Items listed in a dataset:

════════════════

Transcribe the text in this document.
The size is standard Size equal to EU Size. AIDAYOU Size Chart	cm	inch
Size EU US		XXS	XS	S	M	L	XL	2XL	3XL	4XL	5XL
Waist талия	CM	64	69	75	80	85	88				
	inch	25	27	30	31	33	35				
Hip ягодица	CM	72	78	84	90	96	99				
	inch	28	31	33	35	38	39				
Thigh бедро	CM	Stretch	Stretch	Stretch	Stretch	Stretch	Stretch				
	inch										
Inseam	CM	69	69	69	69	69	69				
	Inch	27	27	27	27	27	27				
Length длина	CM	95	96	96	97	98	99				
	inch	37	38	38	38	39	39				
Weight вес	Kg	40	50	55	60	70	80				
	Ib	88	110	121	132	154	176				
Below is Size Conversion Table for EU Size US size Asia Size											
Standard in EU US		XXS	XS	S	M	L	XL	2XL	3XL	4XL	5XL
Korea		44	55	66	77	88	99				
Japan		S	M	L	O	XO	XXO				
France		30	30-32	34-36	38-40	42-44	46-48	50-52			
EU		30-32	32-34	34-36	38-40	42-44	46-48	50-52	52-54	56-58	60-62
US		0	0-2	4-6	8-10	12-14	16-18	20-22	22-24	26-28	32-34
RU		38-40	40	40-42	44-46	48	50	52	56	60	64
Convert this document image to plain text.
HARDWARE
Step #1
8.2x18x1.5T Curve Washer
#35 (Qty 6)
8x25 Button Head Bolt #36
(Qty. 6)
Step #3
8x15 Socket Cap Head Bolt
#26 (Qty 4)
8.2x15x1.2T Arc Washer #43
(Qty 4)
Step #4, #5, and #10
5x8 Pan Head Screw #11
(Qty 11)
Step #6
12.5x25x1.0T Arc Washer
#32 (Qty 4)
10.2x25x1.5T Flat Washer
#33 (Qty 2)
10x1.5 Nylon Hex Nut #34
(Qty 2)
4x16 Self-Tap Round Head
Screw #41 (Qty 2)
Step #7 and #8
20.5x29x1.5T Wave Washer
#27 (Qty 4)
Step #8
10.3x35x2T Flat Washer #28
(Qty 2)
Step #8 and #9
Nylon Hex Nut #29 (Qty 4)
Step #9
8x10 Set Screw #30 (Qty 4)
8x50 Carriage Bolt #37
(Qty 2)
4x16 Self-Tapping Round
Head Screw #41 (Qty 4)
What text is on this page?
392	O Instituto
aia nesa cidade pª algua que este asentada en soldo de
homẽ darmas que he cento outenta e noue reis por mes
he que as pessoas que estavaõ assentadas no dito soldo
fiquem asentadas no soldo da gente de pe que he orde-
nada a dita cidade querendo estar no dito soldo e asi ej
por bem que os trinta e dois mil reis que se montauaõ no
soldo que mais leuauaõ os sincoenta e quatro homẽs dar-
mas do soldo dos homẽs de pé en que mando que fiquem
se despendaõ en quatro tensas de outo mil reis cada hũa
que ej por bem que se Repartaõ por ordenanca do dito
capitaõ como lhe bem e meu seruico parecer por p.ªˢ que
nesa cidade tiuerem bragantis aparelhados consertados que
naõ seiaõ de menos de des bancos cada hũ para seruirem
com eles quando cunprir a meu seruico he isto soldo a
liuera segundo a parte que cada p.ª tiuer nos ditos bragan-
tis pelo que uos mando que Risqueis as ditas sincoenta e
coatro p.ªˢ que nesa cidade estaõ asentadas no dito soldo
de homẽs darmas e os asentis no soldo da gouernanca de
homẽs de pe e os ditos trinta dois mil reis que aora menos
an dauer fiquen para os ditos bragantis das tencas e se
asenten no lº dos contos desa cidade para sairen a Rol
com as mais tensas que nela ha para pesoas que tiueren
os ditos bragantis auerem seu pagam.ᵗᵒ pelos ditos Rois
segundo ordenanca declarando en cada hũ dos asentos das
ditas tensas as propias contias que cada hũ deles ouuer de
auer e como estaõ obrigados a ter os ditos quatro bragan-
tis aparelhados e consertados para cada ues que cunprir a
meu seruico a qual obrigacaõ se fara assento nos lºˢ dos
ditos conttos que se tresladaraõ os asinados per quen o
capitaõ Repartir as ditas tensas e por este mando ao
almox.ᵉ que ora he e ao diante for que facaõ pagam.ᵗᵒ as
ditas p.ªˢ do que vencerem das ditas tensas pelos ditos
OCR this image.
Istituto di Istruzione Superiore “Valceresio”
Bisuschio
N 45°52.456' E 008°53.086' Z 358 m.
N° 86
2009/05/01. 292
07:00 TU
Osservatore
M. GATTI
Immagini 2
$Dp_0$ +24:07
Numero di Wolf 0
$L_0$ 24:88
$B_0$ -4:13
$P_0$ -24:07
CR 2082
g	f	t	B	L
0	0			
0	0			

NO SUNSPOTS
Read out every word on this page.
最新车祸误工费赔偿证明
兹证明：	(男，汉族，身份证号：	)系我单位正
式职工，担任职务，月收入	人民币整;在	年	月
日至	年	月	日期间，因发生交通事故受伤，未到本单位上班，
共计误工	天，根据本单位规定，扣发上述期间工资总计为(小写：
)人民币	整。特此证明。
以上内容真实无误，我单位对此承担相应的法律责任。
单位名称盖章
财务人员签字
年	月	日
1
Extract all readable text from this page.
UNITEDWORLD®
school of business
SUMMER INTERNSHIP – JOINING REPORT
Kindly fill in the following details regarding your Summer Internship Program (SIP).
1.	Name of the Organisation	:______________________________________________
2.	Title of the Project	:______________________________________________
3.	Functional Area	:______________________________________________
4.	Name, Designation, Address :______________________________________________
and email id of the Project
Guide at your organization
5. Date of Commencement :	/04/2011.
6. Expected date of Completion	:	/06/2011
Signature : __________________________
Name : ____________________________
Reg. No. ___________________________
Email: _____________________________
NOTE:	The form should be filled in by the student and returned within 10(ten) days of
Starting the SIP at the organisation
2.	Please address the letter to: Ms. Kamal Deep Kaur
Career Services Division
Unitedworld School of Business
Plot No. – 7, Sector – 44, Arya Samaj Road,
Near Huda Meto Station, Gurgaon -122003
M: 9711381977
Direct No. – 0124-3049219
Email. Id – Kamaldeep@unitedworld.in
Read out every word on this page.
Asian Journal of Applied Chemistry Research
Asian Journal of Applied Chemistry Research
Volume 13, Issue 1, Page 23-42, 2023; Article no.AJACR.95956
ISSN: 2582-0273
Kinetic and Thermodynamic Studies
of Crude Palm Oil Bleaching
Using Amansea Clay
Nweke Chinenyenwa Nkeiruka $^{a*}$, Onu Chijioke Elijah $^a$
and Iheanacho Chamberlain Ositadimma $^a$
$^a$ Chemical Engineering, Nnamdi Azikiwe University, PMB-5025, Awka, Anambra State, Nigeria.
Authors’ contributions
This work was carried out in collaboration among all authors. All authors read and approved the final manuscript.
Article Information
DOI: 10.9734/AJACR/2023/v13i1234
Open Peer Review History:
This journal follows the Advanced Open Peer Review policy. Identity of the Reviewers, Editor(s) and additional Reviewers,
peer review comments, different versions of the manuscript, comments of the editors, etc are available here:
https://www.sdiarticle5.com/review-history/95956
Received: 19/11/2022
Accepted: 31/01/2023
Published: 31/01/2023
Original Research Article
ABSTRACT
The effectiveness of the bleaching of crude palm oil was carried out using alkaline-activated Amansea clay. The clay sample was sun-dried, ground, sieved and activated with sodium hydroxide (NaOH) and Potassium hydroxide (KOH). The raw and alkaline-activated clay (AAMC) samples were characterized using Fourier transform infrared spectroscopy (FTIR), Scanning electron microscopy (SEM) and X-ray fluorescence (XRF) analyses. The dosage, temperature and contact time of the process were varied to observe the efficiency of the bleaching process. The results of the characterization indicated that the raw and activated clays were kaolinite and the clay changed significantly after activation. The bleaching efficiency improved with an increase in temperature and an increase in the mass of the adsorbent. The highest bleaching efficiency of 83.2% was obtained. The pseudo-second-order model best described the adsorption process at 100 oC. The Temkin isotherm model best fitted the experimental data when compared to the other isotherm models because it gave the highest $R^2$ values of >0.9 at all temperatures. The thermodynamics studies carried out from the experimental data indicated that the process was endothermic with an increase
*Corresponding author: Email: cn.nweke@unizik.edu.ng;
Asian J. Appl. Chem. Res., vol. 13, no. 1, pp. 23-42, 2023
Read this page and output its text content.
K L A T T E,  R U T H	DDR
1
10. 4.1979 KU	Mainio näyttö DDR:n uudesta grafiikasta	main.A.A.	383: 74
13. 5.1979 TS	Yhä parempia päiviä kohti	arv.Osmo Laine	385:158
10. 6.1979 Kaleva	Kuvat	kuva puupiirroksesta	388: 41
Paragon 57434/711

════════════════

WHAT YOU NEED TO DO: Look for "Self" and pull out every line that has it.

RESULT OF THIS TASK:
4x16 Self-Tap Round Head
4x16 Self-Tapping Round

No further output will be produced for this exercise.